To own something is to control it.

You clearly don't have control, therefore you don't own it, microsoft does. You can fix that by seizing the means of computation and install linux.

[–] zeca 12 points 14 hours ago (2 children)

Just to have linux be even more ruthless with its permission schemes.

[–] Limonene@lemmy.world 8 points 14 hours ago (1 children)

When you switch to an admin account on Windows, there are still files owned by "TrustedInstaller" that you can't touch, and processes owned by "System" that you can't terminate.

Linux doesn't have that. When you switch to root, you can kill any process. You can modify or delete any file.

[–] MonkeMischief@lemmy.today 7 points 12 hours ago* (last edited 12 hours ago)

Sometimes (often?) at your own peril!

To anyone else following, if you're mucking around with "I am Root/Admin. OBEY ME!!" you had better have important data backed up!

I once thought an unlisted BTRFS snapshot was an orphan folder taking up space. No permission? Nonsense! Obey my commands!

Suddenly not even terminal commands worked. ("Command 'cd'/'ls'/whatever not found")

. . . it was the "writable snapshot" currently mounted, and the system was so borked it couldn't rollback, and I needed to completely reinstall.

Fortunately I had things backed up on another drive. Live and learn! But that could have been TRAGIC.

[–] BombOmOm@lemmy.world 3 points 14 hours ago

sudo edit this file!

[–] entwine413@lemm.ee 4 points 13 hours ago (1 children)

What the hell are you talking about? Permissions issues in Windows have absolutely nothing to do with Microsoft owning your files.

[–] Olgratin_Magmatoe@slrpnk.net 0 points 13 hours ago (1 children)

I'm not talking about just the files. I'm talking more generally.

[–] entwine413@lemm.ee 0 points 9 hours ago

That's a weird stance to take since the discussion was about file permissions, and there are absolutely ways around Windows protecting system files just like there are ways around Linux doing the same thing.

There are many reasons to criticize Microsoft, but making it difficult for users to fuck up system files isn't one of them. Most users are of the "it's a box filled with magic smoke" variety, and they need to be protected from themselves.

[–] Honytawk@lemmy.zip 3 points 13 hours ago (1 children)

Or just ... right click to change ownership...

You don't have to change your whole OS because you can't access a file. I thought you Linux users knew how to use technology properly. But it seems you are "power users" instead.

[–] Olgratin_Magmatoe@slrpnk.net 0 points 13 hours ago

Like I said to /u/entwine413 I am talking more generally, not just about literal files.
------------------------------------
How to complete this task: Set down, word for word, the stretch of the forum thread on Windows and Linux permissions from "That's a weird" through "protected from themselves.". The records come from a separate, unrelated source.
------------------------------------
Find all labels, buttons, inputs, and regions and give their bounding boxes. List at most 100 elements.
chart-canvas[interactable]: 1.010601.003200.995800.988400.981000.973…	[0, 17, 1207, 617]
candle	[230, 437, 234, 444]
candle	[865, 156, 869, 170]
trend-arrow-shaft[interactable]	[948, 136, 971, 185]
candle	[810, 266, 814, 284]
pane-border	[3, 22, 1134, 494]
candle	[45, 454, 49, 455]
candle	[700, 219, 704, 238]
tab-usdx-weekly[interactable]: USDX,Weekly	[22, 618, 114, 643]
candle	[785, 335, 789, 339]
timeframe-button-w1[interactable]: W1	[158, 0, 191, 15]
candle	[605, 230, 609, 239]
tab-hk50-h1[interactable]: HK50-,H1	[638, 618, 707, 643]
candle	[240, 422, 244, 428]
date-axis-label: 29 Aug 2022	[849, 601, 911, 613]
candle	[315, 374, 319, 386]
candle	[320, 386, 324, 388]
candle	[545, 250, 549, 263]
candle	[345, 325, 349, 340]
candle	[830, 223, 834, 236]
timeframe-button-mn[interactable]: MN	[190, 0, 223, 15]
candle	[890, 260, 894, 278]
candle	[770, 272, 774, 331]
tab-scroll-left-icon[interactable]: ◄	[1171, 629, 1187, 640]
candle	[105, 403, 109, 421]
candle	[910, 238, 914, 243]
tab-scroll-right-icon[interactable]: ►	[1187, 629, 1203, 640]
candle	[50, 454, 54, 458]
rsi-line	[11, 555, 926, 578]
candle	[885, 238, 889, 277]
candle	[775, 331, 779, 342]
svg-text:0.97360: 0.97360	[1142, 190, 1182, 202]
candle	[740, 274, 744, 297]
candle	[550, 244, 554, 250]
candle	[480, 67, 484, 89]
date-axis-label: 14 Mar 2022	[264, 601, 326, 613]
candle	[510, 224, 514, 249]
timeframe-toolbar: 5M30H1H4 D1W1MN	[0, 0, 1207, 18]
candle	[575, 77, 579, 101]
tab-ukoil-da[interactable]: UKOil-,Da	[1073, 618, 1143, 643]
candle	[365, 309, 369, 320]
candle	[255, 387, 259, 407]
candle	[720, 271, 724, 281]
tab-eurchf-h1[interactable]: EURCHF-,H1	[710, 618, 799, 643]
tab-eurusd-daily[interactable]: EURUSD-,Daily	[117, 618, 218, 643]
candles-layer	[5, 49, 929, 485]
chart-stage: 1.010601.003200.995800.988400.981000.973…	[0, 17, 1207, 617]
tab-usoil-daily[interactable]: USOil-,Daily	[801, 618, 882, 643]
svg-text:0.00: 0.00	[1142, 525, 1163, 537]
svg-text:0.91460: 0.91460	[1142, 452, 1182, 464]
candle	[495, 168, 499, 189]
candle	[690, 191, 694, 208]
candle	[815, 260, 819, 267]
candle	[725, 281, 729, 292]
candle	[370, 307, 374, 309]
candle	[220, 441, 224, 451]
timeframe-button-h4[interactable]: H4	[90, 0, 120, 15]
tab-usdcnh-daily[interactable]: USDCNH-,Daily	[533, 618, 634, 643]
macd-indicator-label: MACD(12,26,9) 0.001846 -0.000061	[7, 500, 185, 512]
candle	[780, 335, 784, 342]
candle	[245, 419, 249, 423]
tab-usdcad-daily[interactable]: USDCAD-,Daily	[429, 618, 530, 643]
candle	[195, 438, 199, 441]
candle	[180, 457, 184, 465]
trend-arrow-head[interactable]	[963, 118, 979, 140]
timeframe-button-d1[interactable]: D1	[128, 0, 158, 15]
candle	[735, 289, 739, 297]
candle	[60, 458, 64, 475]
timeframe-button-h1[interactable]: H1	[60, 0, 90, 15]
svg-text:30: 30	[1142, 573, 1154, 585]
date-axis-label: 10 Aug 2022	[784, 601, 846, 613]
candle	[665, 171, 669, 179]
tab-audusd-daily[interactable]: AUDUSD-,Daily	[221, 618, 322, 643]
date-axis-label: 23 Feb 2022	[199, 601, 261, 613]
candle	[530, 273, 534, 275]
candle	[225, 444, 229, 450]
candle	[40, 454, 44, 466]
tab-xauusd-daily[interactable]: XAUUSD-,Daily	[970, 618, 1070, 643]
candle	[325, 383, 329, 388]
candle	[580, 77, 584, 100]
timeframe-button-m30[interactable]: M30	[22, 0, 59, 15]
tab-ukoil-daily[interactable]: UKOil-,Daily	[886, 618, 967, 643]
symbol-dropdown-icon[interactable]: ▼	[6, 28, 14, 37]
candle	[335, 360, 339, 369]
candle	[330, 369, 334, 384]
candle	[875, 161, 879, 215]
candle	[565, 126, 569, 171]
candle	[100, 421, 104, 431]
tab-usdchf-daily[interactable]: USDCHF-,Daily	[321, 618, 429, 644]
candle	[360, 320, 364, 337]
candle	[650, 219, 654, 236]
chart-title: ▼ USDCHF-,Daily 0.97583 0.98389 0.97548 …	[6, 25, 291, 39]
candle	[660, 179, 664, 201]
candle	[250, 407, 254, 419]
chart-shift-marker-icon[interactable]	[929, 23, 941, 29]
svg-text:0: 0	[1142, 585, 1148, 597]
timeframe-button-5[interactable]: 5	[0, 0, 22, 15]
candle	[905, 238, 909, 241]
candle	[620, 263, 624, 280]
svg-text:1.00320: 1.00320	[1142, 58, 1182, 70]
------------------------------------
Answer to the exercise:
That's a weird stance to take since the discussion was about file permissions, and there are absolutely ways around Windows protecting system files just like there are ways around Linux doing the same thing.

There are many reasons to criticize Microsoft, but making it difficult for users to fuck up system files isn't one of them. Most users are of the "it's a box filled with magic smoke" variety, and they need to be protected from themselves.